Drittens. Es ist durch Gesetz sicherzustellen, dass die vereinnahmten Mittel vollständig ausgeschüttet werden.

Mit dieser Ausbildungsumlage greifen wir auf der einen Seite des Marktes, nämlich bei den Unternehmen, regulierend ein. Wir sollten dabei aber auch die andere Seite des Marktes nicht außer Acht lassen, nämlich die Jugendlichen, um die es geht, die einen Ausbildungsplatz suchen. Das Landesarbeitsamt berichtete im März 2003,dass auch in der derzeitig angespannten Situation in den meisten gewerblichen Metallbau- und in den Ernährungsberufen sowie im Gaststättengewerbe mehr Stellen als Bewerber gemeldet wurden. Der Weg in ein interessantes Berufsleben führt keineswegs immer über die aktuellen Mode- oder gar Traumberufe.

(Beifall des Abg. Michael Denzin (FDP))

Die hessischen Unternehmen, die Arbeitsämter, die Industrie- und Handelskammern und andere Einrichtungen haben eine Vielzahl von Aktivitäten entfaltet, mit denen die Jugendlichen über die große Vielzahl der Ausbildungsberufe informiert werden. Das verdient unsere Unterstützung. In der Vergangenheit konnten wir in Deutschland durch das Zusammenwirken der unterschiedlichen Interessengruppen die Jugendarbeitslosigkeit geringer halten, als es in vielen unserer europäischen Nachbarländer der Fall war. Wenn wir die gegenwärtige schwierige konjunkturelle Situation nutzen, um alte Denkblockaden zu überwinden und ganz im Sinne von Hartz auch auf dem Ausbildungsmarkt endlich einmal unkonventionelle neue Wege gehen, wird uns das auch in Zukunft gelingen können. Deswegen hören Sie mit Ihrem Geschrei auf, die Bundesregierung sei an allem schuld. Das hilft keinem einzigen Auszubildenden,der einen Ausbildungsplatz sucht. – Vielen Dank.

(Beifall bei dem BÜNDNIS 90/DIE GRÜNEN und der Abg. Petra Fuhrmann und Hildegard Pfaff (SPD))

Meine sehr verehrten Damen und Herren! Ich habe die Ehre und die Freude, die Parlamentspräsidentin der Nationalversammlung der Republik Ungarn, Frau Dr. Katalin Szili recht herzlich in unserem Hause begrüßen zu dürfen. Sie befindet sich in Begleitung einer Delegation von Abgeordneten. Herzlich willkommen.

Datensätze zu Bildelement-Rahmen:

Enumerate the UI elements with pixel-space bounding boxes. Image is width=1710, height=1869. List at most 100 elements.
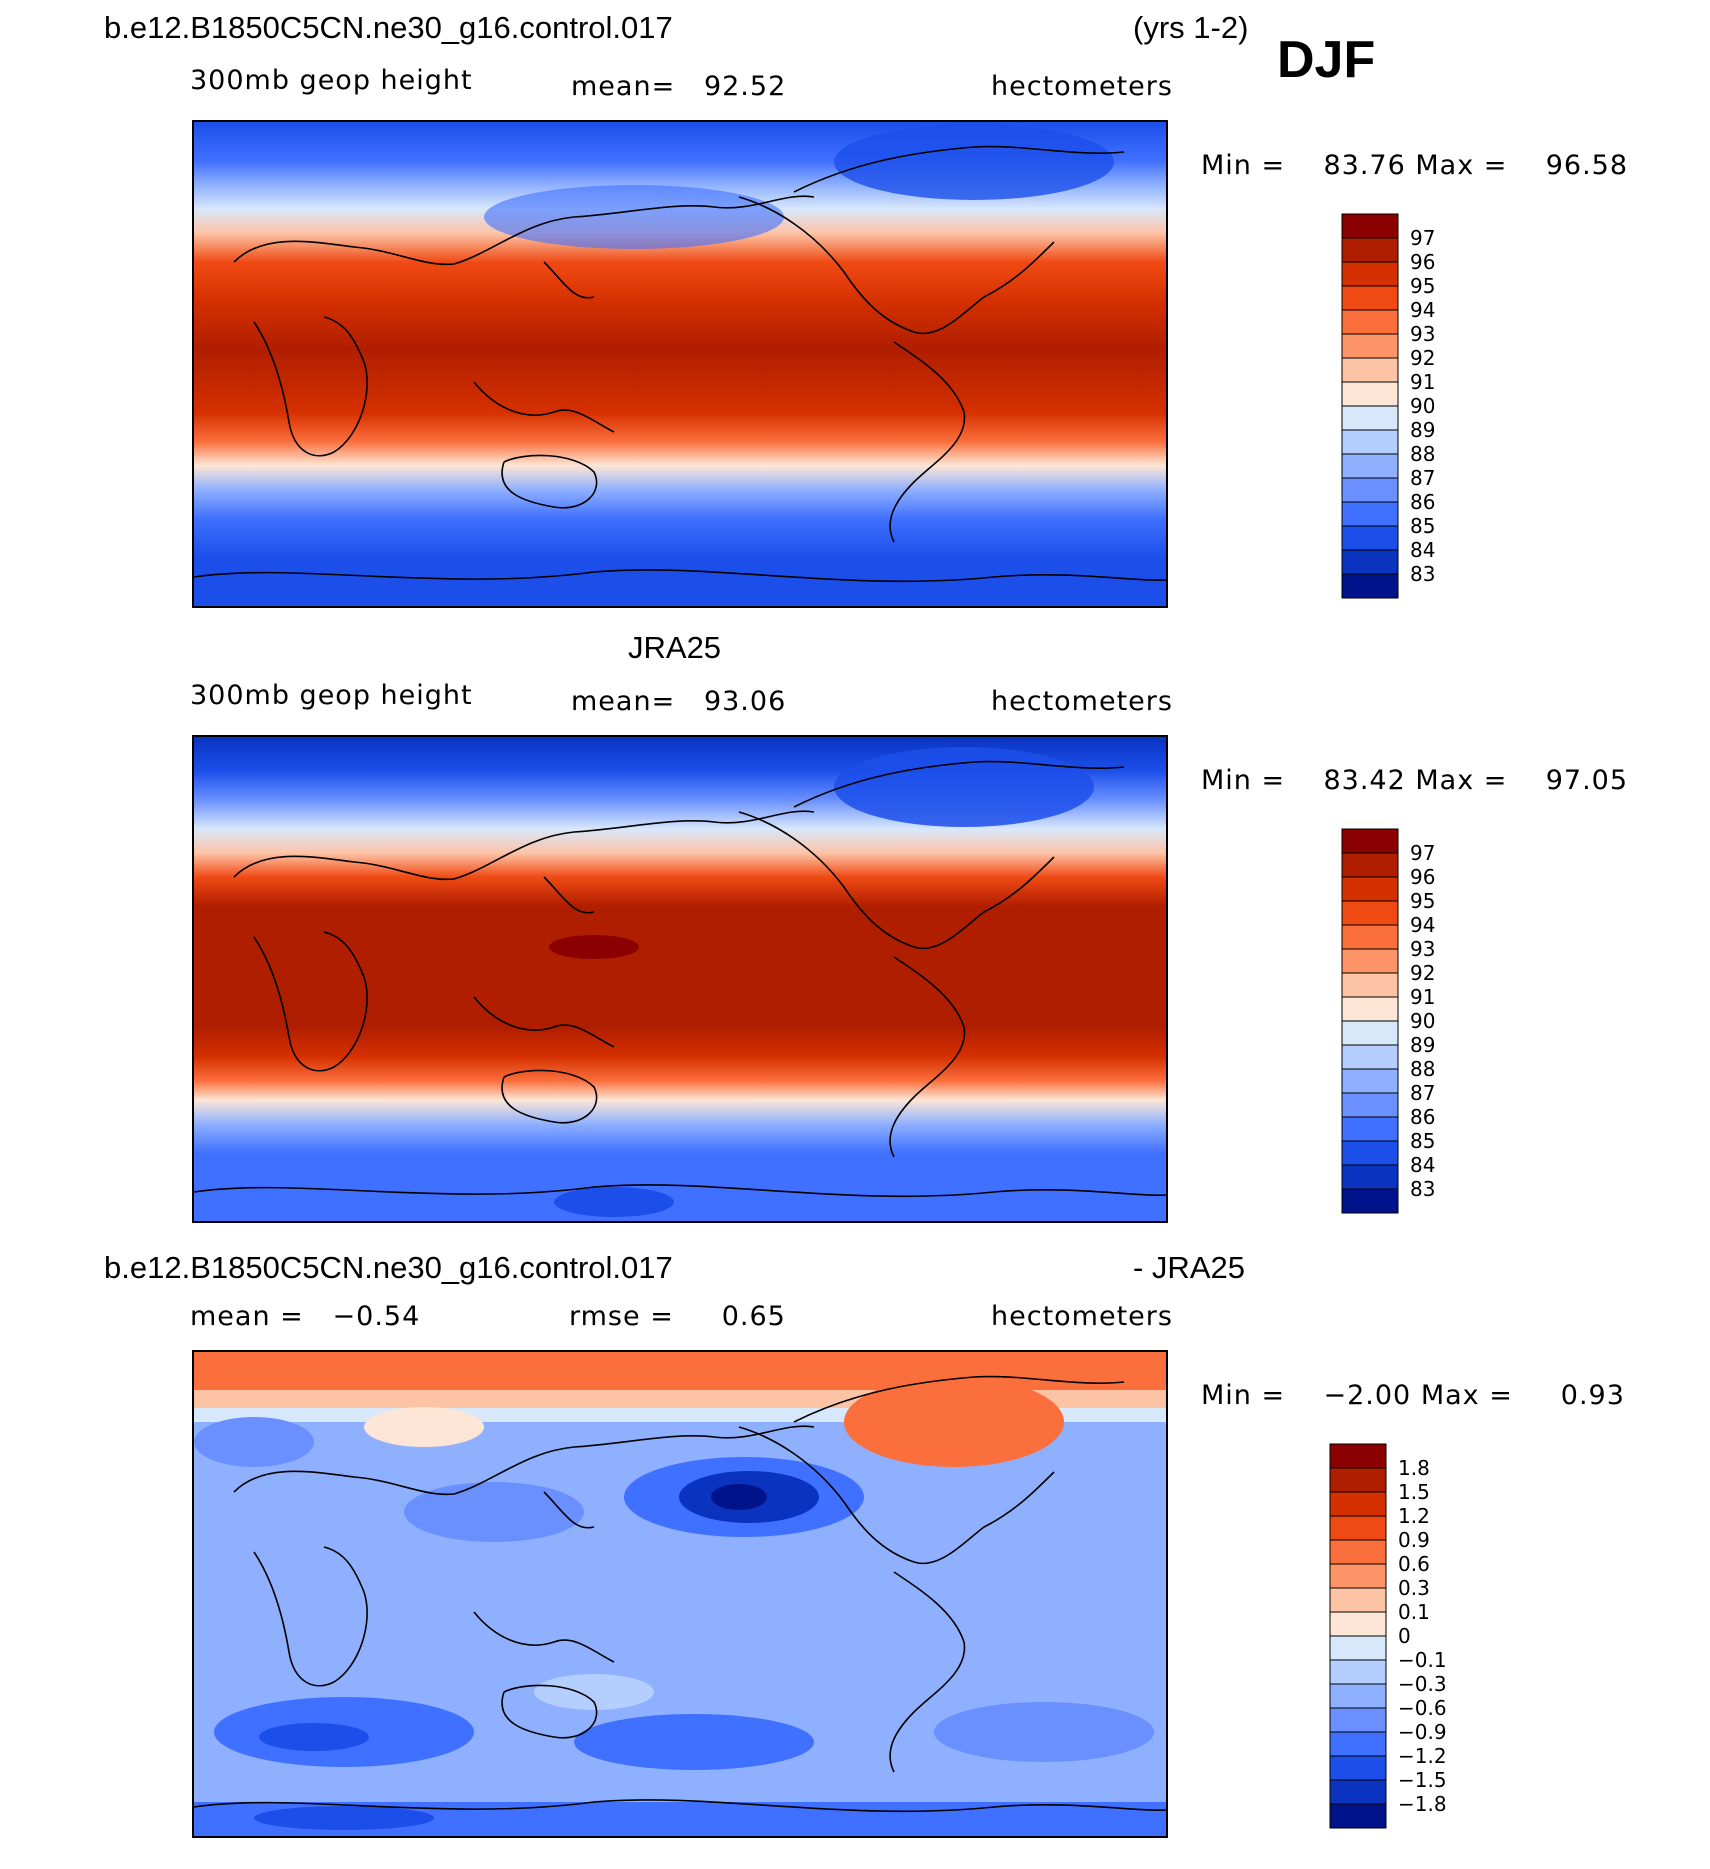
colorbar-label: 83 [1410,562,1435,586]
colorbar-label: 86 [1410,490,1435,514]
colorbar-swatch [1341,1044,1399,1070]
colorbar-label: 90 [1410,1009,1435,1033]
colorbar-swatch [1329,1731,1387,1757]
panel1-mean-label: mean= [571,71,676,102]
colorbar-swatch [1341,996,1399,1022]
colorbar-label: 87 [1410,1081,1435,1105]
case-title: b.e12.B1850C5CN.ne30_g16.control.017 [104,10,673,45]
colorbar-swatch [1341,453,1399,479]
panel2-field-label: 300mb geop height [190,680,473,711]
panel1-units: hectometers [991,71,1173,102]
colorbar-label: 94 [1410,913,1435,937]
colorbar-swatch [1329,1803,1387,1829]
colorbar-swatch [1341,972,1399,998]
panel3-mean-label: mean = [190,1301,304,1332]
colorbar-swatch [1341,285,1399,311]
panel1-max-label: Max = [1415,150,1508,181]
panel3-max-value: 0.93 [1560,1380,1625,1411]
colorbar-swatch [1341,237,1399,263]
panel1-field-label: 300mb geop height [190,65,473,96]
colorbar-label: 89 [1410,418,1435,442]
colorbar-swatch [1341,381,1399,407]
panel2-min-value: 83.42 [1323,765,1406,796]
panel3-mean: mean = −0.54 [190,1303,420,1330]
colorbar-swatch [1329,1563,1387,1589]
panel2-mean-value: 93.06 [703,686,787,717]
colorbar-swatch [1341,477,1399,503]
panel1-coastlines [194,145,1166,583]
colorbar-label: 96 [1410,250,1435,274]
colorbar-label: 0.6 [1398,1552,1430,1576]
panel3-map [192,1350,1168,1838]
colorbar-swatch [1341,357,1399,383]
colorbar-label: −0.9 [1398,1720,1447,1744]
colorbar-label: 0 [1398,1624,1411,1648]
colorbar-swatch [1329,1467,1387,1493]
colorbar-label: 92 [1410,346,1435,370]
colorbar-label: 86 [1410,1105,1435,1129]
colorbar-swatch [1329,1707,1387,1733]
colorbar-swatch [1341,1020,1399,1046]
colorbar-swatch [1341,948,1399,974]
colorbar-swatch [1341,261,1399,287]
colorbar-swatch [1341,924,1399,950]
colorbar-label: −1.8 [1398,1792,1447,1816]
panel1-min-label: Min = [1201,150,1286,181]
colorbar-swatch [1341,213,1399,239]
panel3-rmse-value: 0.65 [721,1301,786,1332]
colorbar-swatch [1329,1491,1387,1517]
colorbar-label: 91 [1410,985,1435,1009]
colorbar-label: −0.3 [1398,1672,1447,1696]
colorbar-label: 95 [1410,889,1435,913]
colorbar-swatch [1341,549,1399,575]
panel3-rmse-label: rmse = [569,1301,674,1332]
colorbar-swatch [1341,900,1399,926]
colorbar-label: 0.9 [1398,1528,1430,1552]
colorbar-swatch [1329,1515,1387,1541]
colorbar-label: 97 [1410,841,1435,865]
panel2-minmax: Min = 83.42 Max = 97.05 [1201,767,1628,794]
panel2-max-value: 97.05 [1545,765,1629,796]
panel3-mean-value: −0.54 [332,1301,421,1332]
colorbar-swatch [1341,852,1399,878]
colorbar-swatch [1341,1140,1399,1166]
colorbar-label: 96 [1410,865,1435,889]
colorbar-swatch [1341,1116,1399,1142]
panel3-min-value: −2.00 [1323,1380,1412,1411]
colorbar-swatch [1329,1659,1387,1685]
colorbar-swatch [1341,1188,1399,1214]
season-label: DJF [1277,31,1376,89]
colorbar-swatch [1341,405,1399,431]
panel3-title-left: b.e12.B1850C5CN.ne30_g16.control.017 [104,1250,673,1285]
panel1-min-value: 83.76 [1323,150,1406,181]
colorbar-label: 85 [1410,1129,1435,1153]
colorbar-swatch [1341,525,1399,551]
colorbar-label: 85 [1410,514,1435,538]
colorbar-swatch [1341,333,1399,359]
colorbar-label: 93 [1410,322,1435,346]
colorbar-swatch [1341,1092,1399,1118]
colorbar-label: 91 [1410,370,1435,394]
colorbar-label: 1.5 [1398,1480,1430,1504]
panel2-map-svg [194,737,1166,1221]
colorbar-label: 94 [1410,298,1435,322]
colorbar-swatch [1329,1755,1387,1781]
colorbar-label: 1.2 [1398,1504,1430,1528]
colorbar-label: 84 [1410,1153,1435,1177]
panel2-max-label: Max = [1415,765,1508,796]
panel3-map-svg [194,1352,1166,1836]
colorbar-label: −1.2 [1398,1744,1447,1768]
years-label: (yrs 1-2) [1133,10,1249,45]
panel3-max-label: Max = [1420,1380,1513,1411]
colorbar-swatch [1329,1443,1387,1469]
colorbar-swatch [1329,1539,1387,1565]
panel3-units: hectometers [991,1301,1173,1332]
colorbar-swatch [1341,876,1399,902]
colorbar-label: 84 [1410,538,1435,562]
panel2-title: JRA25 [628,630,722,665]
colorbar-swatch [1329,1779,1387,1805]
panel2-mean: mean= 93.06 [571,688,786,715]
colorbar-label: 89 [1410,1033,1435,1057]
panel3-coastlines [194,1375,1166,1813]
colorbar-swatch [1329,1611,1387,1637]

Ziel der Aufgabe: Überarbeite in der Landtagsrede alles von „Meine sehr verehrten“ bis hinunter zu „Abgeordneten. Herzlich willkommen.“, indem du „Delegation“ durch „Abordnung“ ersetzt. Gib den so geänderten Abschnitt wieder. Die Daten sind gesondertes, eigenständiges Material.

Ergebnis der Übung:
Meine sehr verehrten Damen und Herren! Ich habe die Ehre und die Freude, die Parlamentspräsidentin der Nationalversammlung der Republik Ungarn, Frau Dr. Katalin Szili recht herzlich in unserem Hause begrüßen zu dürfen. Sie befindet sich in Begleitung einer Abordnung von Abgeordneten. Herzlich willkommen.